**What the exercise asks**
Pictures stay out of the copy; set down each line of the listing below exactly.

Start of Exercise data

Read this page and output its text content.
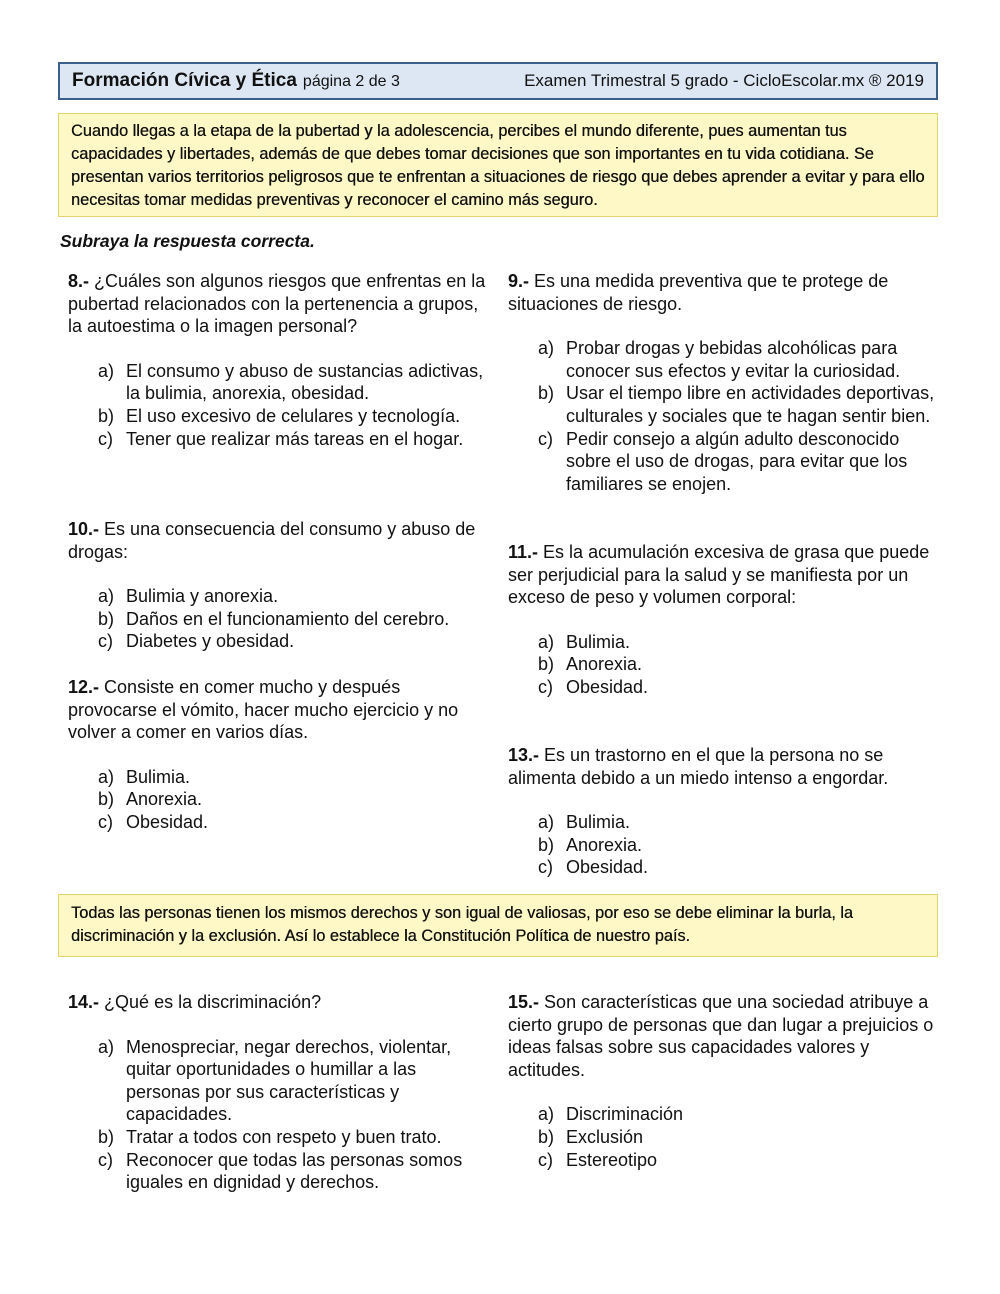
Formación Cívica y Ética página 2 de 3	Examen Trimestral 5 grado - CicloEscolar.mx ® 2019
Cuando llegas a la etapa de la pubertad y la adolescencia, percibes el mundo diferente, pues aumentan tus capacidades y libertades, además de que debes tomar decisiones que son importantes en tu vida cotidiana. Se presentan varios territorios peligrosos que te enfrentan a situaciones de riesgo que debes aprender a evitar y para ello necesitas tomar medidas preventivas y reconocer el camino más seguro.
Subraya la respuesta correcta.
8.- ¿Cuáles son algunos riesgos que enfrentas en la pubertad relacionados con la pertenencia a grupos, la autoestima o la imagen personal?
a) El consumo y abuso de sustancias adictivas, la bulimia, anorexia, obesidad.
b) El uso excesivo de celulares y tecnología.
c) Tener que realizar más tareas en el hogar.
9.- Es una medida preventiva que te protege de situaciones de riesgo.
a) Probar drogas y bebidas alcohólicas para conocer sus efectos y evitar la curiosidad.
b) Usar el tiempo libre en actividades deportivas, culturales y sociales que te hagan sentir bien.
c) Pedir consejo a algún adulto desconocido sobre el uso de drogas, para evitar que los familiares se enojen.
10.- Es una consecuencia del consumo y abuso de drogas:
a) Bulimia y anorexia.
b) Daños en el funcionamiento del cerebro.
c) Diabetes y obesidad.
11.- Es la acumulación excesiva de grasa que puede ser perjudicial para la salud y se manifiesta por un exceso de peso y volumen corporal:
a) Bulimia.
b) Anorexia.
c) Obesidad.
12.- Consiste en comer mucho y después provocarse el vómito, hacer mucho ejercicio y no volver a comer en varios días.
a) Bulimia.
b) Anorexia.
c) Obesidad.
13.- Es un trastorno en el que la persona no se alimenta debido a un miedo intenso a engordar.
a) Bulimia.
b) Anorexia.
c) Obesidad.
Todas las personas tienen los mismos derechos y son igual de valiosas, por eso se debe eliminar la burla, la discriminación y la exclusión. Así lo establece la Constitución Política de nuestro país.
14.- ¿Qué es la discriminación?
a) Menospreciar, negar derechos, violentar, quitar oportunidades o humillar a las personas por sus características y capacidades.
b) Tratar a todos con respeto y buen trato.
c) Reconocer que todas las personas somos iguales en dignidad y derechos.
15.- Son características que una sociedad atribuye a cierto grupo de personas que dan lugar a prejuicios o ideas falsas sobre sus capacidades valores y actitudes.
a) Discriminación
b) Exclusión
c) Estereotipo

End of Exercise data

**Exercise result**
Read this page and output its text content.
Formación Cívica y Ética página 2 de 3	Examen Trimestral 5 grado - CicloEscolar.mx ® 2019
Cuando llegas a la etapa de la pubertad y la adolescencia, percibes el mundo diferente, pues aumentan tus capacidades y libertades, además de que debes tomar decisiones que son importantes en tu vida cotidiana. Se presentan varios territorios peligrosos que te enfrentan a situaciones de riesgo que debes aprender a evitar y para ello necesitas tomar medidas preventivas y reconocer el camino más seguro.
Subraya la respuesta correcta.
8.- ¿Cuáles son algunos riesgos que enfrentas en la pubertad relacionados con la pertenencia a grupos, la autoestima o la imagen personal?
a) El consumo y abuso de sustancias adictivas, la bulimia, anorexia, obesidad.
b) El uso excesivo de celulares y tecnología.
c) Tener que realizar más tareas en el hogar.
9.- Es una medida preventiva que te protege de situaciones de riesgo.
a) Probar drogas y bebidas alcohólicas para conocer sus efectos y evitar la curiosidad.
b) Usar el tiempo libre en actividades deportivas, culturales y sociales que te hagan sentir bien.
c) Pedir consejo a algún adulto desconocido sobre el uso de drogas, para evitar que los familiares se enojen.
10.- Es una consecuencia del consumo y abuso de drogas:
a) Bulimia y anorexia.
b) Daños en el funcionamiento del cerebro.
c) Diabetes y obesidad.
11.- Es la acumulación excesiva de grasa que puede ser perjudicial para la salud y se manifiesta por un exceso de peso y volumen corporal:
a) Bulimia.
b) Anorexia.
c) Obesidad.
12.- Consiste en comer mucho y después provocarse el vómito, hacer mucho ejercicio y no volver a comer en varios días.
a) Bulimia.
b) Anorexia.
c) Obesidad.
13.- Es un trastorno en el que la persona no se alimenta debido a un miedo intenso a engordar.
a) Bulimia.
b) Anorexia.
c) Obesidad.
Todas las personas tienen los mismos derechos y son igual de valiosas, por eso se debe eliminar la burla, la discriminación y la exclusión. Así lo establece la Constitución Política de nuestro país.
14.- ¿Qué es la discriminación?
a) Menospreciar, negar derechos, violentar, quitar oportunidades o humillar a las personas por sus características y capacidades.
b) Tratar a todos con respeto y buen trato.
c) Reconocer que todas las personas somos iguales en dignidad y derechos.
15.- Son características que una sociedad atribuye a cierto grupo de personas que dan lugar a prejuicios o ideas falsas sobre sus capacidades valores y actitudes.
a) Discriminación
b) Exclusión
c) Estereotipo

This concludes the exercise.